* [Task details]
Make a verbatim copy of the entries below; pictures stay out.

* [Rows]

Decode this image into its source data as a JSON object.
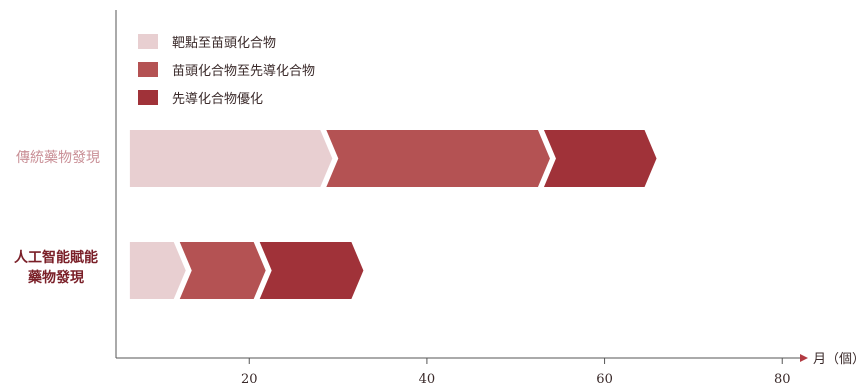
{
  "chart_data": {
    "type": "bar",
    "orientation": "horizontal",
    "stacked": true,
    "xlabel": "月（個）",
    "xlim": [
      5,
      82
    ],
    "xticks": [
      20,
      40,
      60,
      80
    ],
    "grid": false,
    "legend_position": "top-left",
    "categories": [
      "傳統藥物發現",
      "人工智能賦能藥物發現"
    ],
    "series": [
      {
        "name": "靶點至苗頭化合物",
        "color": "#e8cfd1",
        "ranges": [
          [
            6,
            28
          ],
          [
            6,
            11.5
          ]
        ]
      },
      {
        "name": "苗頭化合物至先導化合物",
        "color": "#b45253",
        "ranges": [
          [
            28,
            52.5
          ],
          [
            11.5,
            20.5
          ]
        ]
      },
      {
        "name": "先導化合物優化",
        "color": "#a03239",
        "ranges": [
          [
            52.5,
            64.5
          ],
          [
            20.5,
            31.5
          ]
        ]
      }
    ]
  },
  "labels": {
    "traditional": "傳統藥物發現",
    "ai_line1": "人工智能賦能",
    "ai_line2": "藥物發現"
  }
}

* [Worked solution]
Decode this image into its source data as a JSON object.
{
  "chart_data": {
    "type": "bar",
    "orientation": "horizontal",
    "stacked": true,
    "xlabel": "月（個）",
    "xlim": [
      5,
      82
    ],
    "xticks": [
      20,
      40,
      60,
      80
    ],
    "grid": false,
    "legend_position": "top-left",
    "categories": [
      "傳統藥物發現",
      "人工智能賦能藥物發現"
    ],
    "series": [
      {
        "name": "靶點至苗頭化合物",
        "color": "#e8cfd1",
        "ranges": [
          [
            6,
            28
          ],
          [
            6,
            11.5
          ]
        ]
      },
      {
        "name": "苗頭化合物至先導化合物",
        "color": "#b45253",
        "ranges": [
          [
            28,
            52.5
          ],
          [
            11.5,
            20.5
          ]
        ]
      },
      {
        "name": "先導化合物優化",
        "color": "#a03239",
        "ranges": [
          [
            52.5,
            64.5
          ],
          [
            20.5,
            31.5
          ]
        ]
      }
    ]
  },
  "labels": {
    "traditional": "傳統藥物發現",
    "ai_line1": "人工智能賦能",
    "ai_line2": "藥物發現"
  }
}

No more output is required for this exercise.